Entries with figure data:
━━━━

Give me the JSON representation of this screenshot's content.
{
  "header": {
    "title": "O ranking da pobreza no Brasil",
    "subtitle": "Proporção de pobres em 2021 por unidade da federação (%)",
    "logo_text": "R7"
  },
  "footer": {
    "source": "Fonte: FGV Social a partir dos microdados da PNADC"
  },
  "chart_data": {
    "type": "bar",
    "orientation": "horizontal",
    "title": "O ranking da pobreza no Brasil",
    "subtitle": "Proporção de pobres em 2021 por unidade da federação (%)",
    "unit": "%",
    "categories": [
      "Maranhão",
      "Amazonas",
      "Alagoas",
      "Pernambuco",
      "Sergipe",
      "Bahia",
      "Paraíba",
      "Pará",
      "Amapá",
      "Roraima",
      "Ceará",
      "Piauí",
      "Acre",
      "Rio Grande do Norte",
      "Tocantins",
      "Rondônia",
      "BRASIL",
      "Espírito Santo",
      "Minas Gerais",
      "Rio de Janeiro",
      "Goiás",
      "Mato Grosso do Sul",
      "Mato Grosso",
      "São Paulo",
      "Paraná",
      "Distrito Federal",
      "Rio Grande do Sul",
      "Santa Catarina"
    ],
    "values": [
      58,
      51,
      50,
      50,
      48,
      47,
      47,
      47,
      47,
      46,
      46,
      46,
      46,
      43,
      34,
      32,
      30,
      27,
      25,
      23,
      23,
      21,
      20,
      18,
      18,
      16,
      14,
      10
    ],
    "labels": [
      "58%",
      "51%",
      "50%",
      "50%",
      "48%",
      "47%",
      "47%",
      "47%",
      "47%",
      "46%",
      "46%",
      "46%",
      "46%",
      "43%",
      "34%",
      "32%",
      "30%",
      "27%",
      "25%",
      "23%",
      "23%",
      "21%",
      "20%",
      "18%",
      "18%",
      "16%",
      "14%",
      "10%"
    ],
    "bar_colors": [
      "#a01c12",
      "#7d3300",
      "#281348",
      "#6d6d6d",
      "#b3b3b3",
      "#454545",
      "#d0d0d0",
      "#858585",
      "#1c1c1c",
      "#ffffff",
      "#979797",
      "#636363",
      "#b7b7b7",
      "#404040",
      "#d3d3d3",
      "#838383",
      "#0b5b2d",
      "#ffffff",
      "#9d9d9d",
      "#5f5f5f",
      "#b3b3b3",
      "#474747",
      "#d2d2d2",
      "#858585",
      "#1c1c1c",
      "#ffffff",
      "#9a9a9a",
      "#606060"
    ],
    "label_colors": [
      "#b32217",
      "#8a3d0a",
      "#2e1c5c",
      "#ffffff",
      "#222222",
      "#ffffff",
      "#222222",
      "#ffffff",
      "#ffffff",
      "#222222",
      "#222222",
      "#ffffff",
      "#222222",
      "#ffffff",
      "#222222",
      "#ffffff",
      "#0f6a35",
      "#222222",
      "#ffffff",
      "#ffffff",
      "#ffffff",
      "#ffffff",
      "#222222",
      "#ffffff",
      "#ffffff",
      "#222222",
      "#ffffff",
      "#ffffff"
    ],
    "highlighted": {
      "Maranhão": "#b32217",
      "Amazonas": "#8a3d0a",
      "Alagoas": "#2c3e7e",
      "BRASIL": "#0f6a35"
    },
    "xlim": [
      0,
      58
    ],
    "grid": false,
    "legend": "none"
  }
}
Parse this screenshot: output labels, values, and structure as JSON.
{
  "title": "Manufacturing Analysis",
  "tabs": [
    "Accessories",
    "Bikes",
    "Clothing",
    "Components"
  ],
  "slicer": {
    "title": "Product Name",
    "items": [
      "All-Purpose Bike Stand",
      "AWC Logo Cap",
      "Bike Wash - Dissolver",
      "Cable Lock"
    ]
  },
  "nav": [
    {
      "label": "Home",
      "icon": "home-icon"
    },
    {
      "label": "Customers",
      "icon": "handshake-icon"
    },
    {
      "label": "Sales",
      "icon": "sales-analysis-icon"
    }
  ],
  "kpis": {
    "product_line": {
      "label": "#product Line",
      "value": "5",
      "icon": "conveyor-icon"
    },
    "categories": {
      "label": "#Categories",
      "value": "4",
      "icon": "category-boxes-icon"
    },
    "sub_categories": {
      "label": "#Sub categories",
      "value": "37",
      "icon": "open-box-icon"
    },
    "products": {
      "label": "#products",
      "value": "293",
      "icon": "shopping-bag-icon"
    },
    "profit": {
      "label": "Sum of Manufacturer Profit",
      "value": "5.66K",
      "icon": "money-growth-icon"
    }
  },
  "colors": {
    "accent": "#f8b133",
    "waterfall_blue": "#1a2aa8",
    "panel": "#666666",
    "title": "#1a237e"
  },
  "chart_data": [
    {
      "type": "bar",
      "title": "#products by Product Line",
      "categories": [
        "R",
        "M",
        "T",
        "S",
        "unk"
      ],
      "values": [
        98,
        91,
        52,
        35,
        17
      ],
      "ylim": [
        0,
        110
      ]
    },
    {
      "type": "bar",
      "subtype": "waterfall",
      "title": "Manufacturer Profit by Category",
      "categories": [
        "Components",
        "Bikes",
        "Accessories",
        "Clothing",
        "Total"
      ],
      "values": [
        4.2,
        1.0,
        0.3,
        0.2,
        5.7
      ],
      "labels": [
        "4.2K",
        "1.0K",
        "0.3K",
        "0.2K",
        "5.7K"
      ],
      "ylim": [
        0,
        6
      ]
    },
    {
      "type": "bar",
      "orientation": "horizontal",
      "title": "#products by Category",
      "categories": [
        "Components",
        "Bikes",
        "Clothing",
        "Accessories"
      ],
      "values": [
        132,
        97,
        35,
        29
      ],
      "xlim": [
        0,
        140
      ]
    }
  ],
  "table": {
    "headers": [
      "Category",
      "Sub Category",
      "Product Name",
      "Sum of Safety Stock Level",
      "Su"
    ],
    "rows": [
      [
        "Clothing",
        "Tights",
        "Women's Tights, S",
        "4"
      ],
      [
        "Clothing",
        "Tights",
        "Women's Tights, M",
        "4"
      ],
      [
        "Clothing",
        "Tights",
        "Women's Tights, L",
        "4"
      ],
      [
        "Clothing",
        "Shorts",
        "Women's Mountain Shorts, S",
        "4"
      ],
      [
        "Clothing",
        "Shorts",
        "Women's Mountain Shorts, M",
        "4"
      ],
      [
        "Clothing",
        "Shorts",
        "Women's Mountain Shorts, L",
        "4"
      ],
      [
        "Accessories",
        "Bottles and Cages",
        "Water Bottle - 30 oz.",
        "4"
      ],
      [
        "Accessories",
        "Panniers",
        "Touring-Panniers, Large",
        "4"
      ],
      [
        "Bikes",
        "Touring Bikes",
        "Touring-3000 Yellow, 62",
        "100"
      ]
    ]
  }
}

━━━━

## [WHAT NEEDS TO BE DONE]
Extract the complete listing above, reproducing each line exactly.

## [ANSWER FOR THE TASK]
Give me the JSON representation of this screenshot's content.
{
  "header": {
    "title": "O ranking da pobreza no Brasil",
    "subtitle": "Proporção de pobres em 2021 por unidade da federação (%)",
    "logo_text": "R7"
  },
  "footer": {
    "source": "Fonte: FGV Social a partir dos microdados da PNADC"
  },
  "chart_data": {
    "type": "bar",
    "orientation": "horizontal",
    "title": "O ranking da pobreza no Brasil",
    "subtitle": "Proporção de pobres em 2021 por unidade da federação (%)",
    "unit": "%",
    "categories": [
      "Maranhão",
      "Amazonas",
      "Alagoas",
      "Pernambuco",
      "Sergipe",
      "Bahia",
      "Paraíba",
      "Pará",
      "Amapá",
      "Roraima",
      "Ceará",
      "Piauí",
      "Acre",
      "Rio Grande do Norte",
      "Tocantins",
      "Rondônia",
      "BRASIL",
      "Espírito Santo",
      "Minas Gerais",
      "Rio de Janeiro",
      "Goiás",
      "Mato Grosso do Sul",
      "Mato Grosso",
      "São Paulo",
      "Paraná",
      "Distrito Federal",
      "Rio Grande do Sul",
      "Santa Catarina"
    ],
    "values": [
      58,
      51,
      50,
      50,
      48,
      47,
      47,
      47,
      47,
      46,
      46,
      46,
      46,
      43,
      34,
      32,
      30,
      27,
      25,
      23,
      23,
      21,
      20,
      18,
      18,
      16,
      14,
      10
    ],
    "labels": [
      "58%",
      "51%",
      "50%",
      "50%",
      "48%",
      "47%",
      "47%",
      "47%",
      "47%",
      "46%",
      "46%",
      "46%",
      "46%",
      "43%",
      "34%",
      "32%",
      "30%",
      "27%",
      "25%",
      "23%",
      "23%",
      "21%",
      "20%",
      "18%",
      "18%",
      "16%",
      "14%",
      "10%"
    ],
    "bar_colors": [
      "#a01c12",
      "#7d3300",
      "#281348",
      "#6d6d6d",
      "#b3b3b3",
      "#454545",
      "#d0d0d0",
      "#858585",
      "#1c1c1c",
      "#ffffff",
      "#979797",
      "#636363",
      "#b7b7b7",
      "#404040",
      "#d3d3d3",
      "#838383",
      "#0b5b2d",
      "#ffffff",
      "#9d9d9d",
      "#5f5f5f",
      "#b3b3b3",
      "#474747",
      "#d2d2d2",
      "#858585",
      "#1c1c1c",
      "#ffffff",
      "#9a9a9a",
      "#606060"
    ],
    "label_colors": [
      "#b32217",
      "#8a3d0a",
      "#2e1c5c",
      "#ffffff",
      "#222222",
      "#ffffff",
      "#222222",
      "#ffffff",
      "#ffffff",
      "#222222",
      "#222222",
      "#ffffff",
      "#222222",
      "#ffffff",
      "#222222",
      "#ffffff",
      "#0f6a35",
      "#222222",
      "#ffffff",
      "#ffffff",
      "#ffffff",
      "#ffffff",
      "#222222",
      "#ffffff",
      "#ffffff",
      "#222222",
      "#ffffff",
      "#ffffff"
    ],
    "highlighted": {
      "Maranhão": "#b32217",
      "Amazonas": "#8a3d0a",
      "Alagoas": "#2c3e7e",
      "BRASIL": "#0f6a35"
    },
    "xlim": [
      0,
      58
    ],
    "grid": false,
    "legend": "none"
  }
}
Parse this screenshot: output labels, values, and structure as JSON.
{
  "title": "Manufacturing Analysis",
  "tabs": [
    "Accessories",
    "Bikes",
    "Clothing",
    "Components"
  ],
  "slicer": {
    "title": "Product Name",
    "items": [
      "All-Purpose Bike Stand",
      "AWC Logo Cap",
      "Bike Wash - Dissolver",
      "Cable Lock"
    ]
  },
  "nav": [
    {
      "label": "Home",
      "icon": "home-icon"
    },
    {
      "label": "Customers",
      "icon": "handshake-icon"
    },
    {
      "label": "Sales",
      "icon": "sales-analysis-icon"
    }
  ],
  "kpis": {
    "product_line": {
      "label": "#product Line",
      "value": "5",
      "icon": "conveyor-icon"
    },
    "categories": {
      "label": "#Categories",
      "value": "4",
      "icon": "category-boxes-icon"
    },
    "sub_categories": {
      "label": "#Sub categories",
      "value": "37",
      "icon": "open-box-icon"
    },
    "products": {
      "label": "#products",
      "value": "293",
      "icon": "shopping-bag-icon"
    },
    "profit": {
      "label": "Sum of Manufacturer Profit",
      "value": "5.66K",
      "icon": "money-growth-icon"
    }
  },
  "colors": {
    "accent": "#f8b133",
    "waterfall_blue": "#1a2aa8",
    "panel": "#666666",
    "title": "#1a237e"
  },
  "chart_data": [
    {
      "type": "bar",
      "title": "#products by Product Line",
      "categories": [
        "R",
        "M",
        "T",
        "S",
        "unk"
      ],
      "values": [
        98,
        91,
        52,
        35,
        17
      ],
      "ylim": [
        0,
        110
      ]
    },
    {
      "type": "bar",
      "subtype": "waterfall",
      "title": "Manufacturer Profit by Category",
      "categories": [
        "Components",
        "Bikes",
        "Accessories",
        "Clothing",
        "Total"
      ],
      "values": [
        4.2,
        1.0,
        0.3,
        0.2,
        5.7
      ],
      "labels": [
        "4.2K",
        "1.0K",
        "0.3K",
        "0.2K",
        "5.7K"
      ],
      "ylim": [
        0,
        6
      ]
    },
    {
      "type": "bar",
      "orientation": "horizontal",
      "title": "#products by Category",
      "categories": [
        "Components",
        "Bikes",
        "Clothing",
        "Accessories"
      ],
      "values": [
        132,
        97,
        35,
        29
      ],
      "xlim": [
        0,
        140
      ]
    }
  ],
  "table": {
    "headers": [
      "Category",
      "Sub Category",
      "Product Name",
      "Sum of Safety Stock Level",
      "Su"
    ],
    "rows": [
      [
        "Clothing",
        "Tights",
        "Women's Tights, S",
        "4"
      ],
      [
        "Clothing",
        "Tights",
        "Women's Tights, M",
        "4"
      ],
      [
        "Clothing",
        "Tights",
        "Women's Tights, L",
        "4"
      ],
      [
        "Clothing",
        "Shorts",
        "Women's Mountain Shorts, S",
        "4"
      ],
      [
        "Clothing",
        "Shorts",
        "Women's Mountain Shorts, M",
        "4"
      ],
      [
        "Clothing",
        "Shorts",
        "Women's Mountain Shorts, L",
        "4"
      ],
      [
        "Accessories",
        "Bottles and Cages",
        "Water Bottle - 30 oz.",
        "4"
      ],
      [
        "Accessories",
        "Panniers",
        "Touring-Panniers, Large",
        "4"
      ],
      [
        "Bikes",
        "Touring Bikes",
        "Touring-3000 Yellow, 62",
        "100"
      ]
    ]
  }
}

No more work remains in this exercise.